Task instructions
In the article below on the film The Changed, where did the film premiere?

- Directed by: Michael Mongillo
- Written by: Michael Mongillo Matt Giannini
- Starring: Tony Todd
- Distributed by: Quiver Distribution
- Release dates: August 27, 2021 (FrightFest); March 4, 2022 (United States);
- Running time: 80 minutes
- Country: United States
- Language: English

= The Changed =

The Changed is a 2021 American science fiction thriller film directed by Michael Mongillo and starring Tony Todd. The plot centers around a group of ordinary people that band together in a suburban home to battle imposters who have replaced their families, friends, and neighbors.

The Changed premiered at the 2021 London FrightFest Film Festival, and was released in the United States on March 4, 2022, by Quiver Distribution.

==Plot==
The film opens with Jane lying in bed experiencing flashes in a nightmare. As she wakes, she is disturbed and confused by what she has seen. Outside, Mac shares coffee with their neighbor, Bill, and expresses his concern with the demeanor of everyone around them. During the conversation Bill jokingly attempts to kiss Mac. As Mac shakes it off, Bill reassures him that everything is okay and that Mac is being paranoid. Back inside, Mac comforts Jane and they agree they are being paranoid.

At a local high school, 17-year-old Kim feels isolated from her friends. While at work at the hospital, Jane's supervisor Ethan corners her and attempts to kiss her. Back in the neighborhood, Mac is approached by a jogger, Sara, who openly flirts with and offers to sleep with him. Kim walks up as Sara jogs away. Mac and Kim chat about how everyone is acting odd. We hear an air-raid siren; Mac and Kim take refuge inside Mac and Jane's home.

Mac and Kim listen to an emergency radio broadcast, telling them that, contrary to previous advice to stay inside, everyone should now report to the nearest public school or emergency shelter. Jane returns home from the hospital and Mac and Kim greet her outside. Jane tells Mac that Ethan attacked her. Bill knocks on the door to return a power saw. Returning to their earlier conversation, Bill continues to reassure them everything is going to be okay and then pushes in the door, attacking Mac. A fight ensures and ends when Jane grabs a shotgun.

Dataset records
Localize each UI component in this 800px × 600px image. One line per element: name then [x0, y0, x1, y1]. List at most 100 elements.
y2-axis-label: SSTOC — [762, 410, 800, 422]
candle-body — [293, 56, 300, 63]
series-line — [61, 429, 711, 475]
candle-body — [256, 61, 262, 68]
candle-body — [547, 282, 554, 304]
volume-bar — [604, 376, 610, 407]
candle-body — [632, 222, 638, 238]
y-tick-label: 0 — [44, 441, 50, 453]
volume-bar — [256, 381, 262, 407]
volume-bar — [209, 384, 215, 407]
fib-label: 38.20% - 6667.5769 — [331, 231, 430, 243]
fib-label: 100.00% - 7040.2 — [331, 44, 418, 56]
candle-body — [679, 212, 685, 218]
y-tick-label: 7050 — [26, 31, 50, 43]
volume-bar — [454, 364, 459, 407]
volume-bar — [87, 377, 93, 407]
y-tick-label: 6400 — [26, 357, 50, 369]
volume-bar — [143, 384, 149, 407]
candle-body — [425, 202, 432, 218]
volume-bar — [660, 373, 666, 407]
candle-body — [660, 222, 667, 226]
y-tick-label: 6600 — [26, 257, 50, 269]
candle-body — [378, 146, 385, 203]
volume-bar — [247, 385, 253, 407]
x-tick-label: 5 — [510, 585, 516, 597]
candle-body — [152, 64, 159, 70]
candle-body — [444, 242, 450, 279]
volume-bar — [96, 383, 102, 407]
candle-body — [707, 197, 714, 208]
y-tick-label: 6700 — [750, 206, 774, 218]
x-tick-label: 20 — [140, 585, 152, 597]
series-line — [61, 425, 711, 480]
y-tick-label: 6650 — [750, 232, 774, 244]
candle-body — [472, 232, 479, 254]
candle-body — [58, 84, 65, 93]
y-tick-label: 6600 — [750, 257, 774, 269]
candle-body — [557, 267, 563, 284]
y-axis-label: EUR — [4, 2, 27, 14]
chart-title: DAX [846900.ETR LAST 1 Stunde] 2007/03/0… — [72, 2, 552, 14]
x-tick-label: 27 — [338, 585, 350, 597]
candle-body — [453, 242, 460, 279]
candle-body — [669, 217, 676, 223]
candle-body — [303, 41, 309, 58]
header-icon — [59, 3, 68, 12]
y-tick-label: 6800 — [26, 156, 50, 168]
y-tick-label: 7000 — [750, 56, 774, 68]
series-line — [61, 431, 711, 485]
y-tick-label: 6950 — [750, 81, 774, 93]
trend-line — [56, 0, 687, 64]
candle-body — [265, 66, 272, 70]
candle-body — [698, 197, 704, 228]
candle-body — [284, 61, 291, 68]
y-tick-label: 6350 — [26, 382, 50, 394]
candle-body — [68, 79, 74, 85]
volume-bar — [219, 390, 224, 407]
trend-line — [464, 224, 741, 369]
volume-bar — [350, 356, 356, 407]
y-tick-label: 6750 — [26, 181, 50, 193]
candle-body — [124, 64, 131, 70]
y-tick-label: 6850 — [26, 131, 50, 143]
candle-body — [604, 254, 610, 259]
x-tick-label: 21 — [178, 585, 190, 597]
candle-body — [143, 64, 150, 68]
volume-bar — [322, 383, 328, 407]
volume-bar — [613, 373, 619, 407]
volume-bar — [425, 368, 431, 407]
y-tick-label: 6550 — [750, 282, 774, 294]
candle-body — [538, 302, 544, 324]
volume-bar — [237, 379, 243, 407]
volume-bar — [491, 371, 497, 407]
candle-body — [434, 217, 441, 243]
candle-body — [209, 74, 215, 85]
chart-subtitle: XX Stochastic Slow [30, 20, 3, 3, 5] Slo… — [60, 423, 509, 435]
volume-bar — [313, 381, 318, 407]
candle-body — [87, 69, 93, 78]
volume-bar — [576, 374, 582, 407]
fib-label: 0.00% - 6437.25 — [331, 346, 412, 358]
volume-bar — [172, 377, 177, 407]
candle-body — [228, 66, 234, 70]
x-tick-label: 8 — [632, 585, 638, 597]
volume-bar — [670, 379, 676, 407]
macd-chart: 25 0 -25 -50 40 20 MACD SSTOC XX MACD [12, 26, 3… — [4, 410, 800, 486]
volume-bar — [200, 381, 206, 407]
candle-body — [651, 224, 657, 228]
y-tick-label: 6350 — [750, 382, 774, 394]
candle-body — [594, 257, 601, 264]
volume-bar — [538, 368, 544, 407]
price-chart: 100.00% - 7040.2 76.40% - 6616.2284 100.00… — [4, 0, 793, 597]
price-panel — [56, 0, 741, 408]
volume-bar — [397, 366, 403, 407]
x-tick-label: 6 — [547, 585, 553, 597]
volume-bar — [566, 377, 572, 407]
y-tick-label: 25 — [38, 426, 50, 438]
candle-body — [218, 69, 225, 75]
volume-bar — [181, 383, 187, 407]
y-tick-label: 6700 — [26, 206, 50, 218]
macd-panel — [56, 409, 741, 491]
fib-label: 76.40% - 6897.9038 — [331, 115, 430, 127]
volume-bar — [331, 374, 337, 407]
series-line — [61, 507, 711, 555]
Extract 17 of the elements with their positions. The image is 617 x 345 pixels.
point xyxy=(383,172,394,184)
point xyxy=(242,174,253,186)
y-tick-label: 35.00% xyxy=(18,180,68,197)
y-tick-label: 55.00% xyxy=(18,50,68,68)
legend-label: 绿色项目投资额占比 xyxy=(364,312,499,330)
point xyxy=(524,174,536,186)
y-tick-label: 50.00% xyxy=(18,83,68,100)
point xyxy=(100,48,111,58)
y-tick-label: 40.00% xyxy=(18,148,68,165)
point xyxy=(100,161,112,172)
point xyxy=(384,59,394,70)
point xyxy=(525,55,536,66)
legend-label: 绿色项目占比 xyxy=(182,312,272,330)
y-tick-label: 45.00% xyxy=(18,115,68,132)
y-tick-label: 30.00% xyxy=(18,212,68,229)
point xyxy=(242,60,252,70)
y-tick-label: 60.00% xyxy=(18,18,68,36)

Solution for this exercise
At the 2021 London FrightFest Film Festival.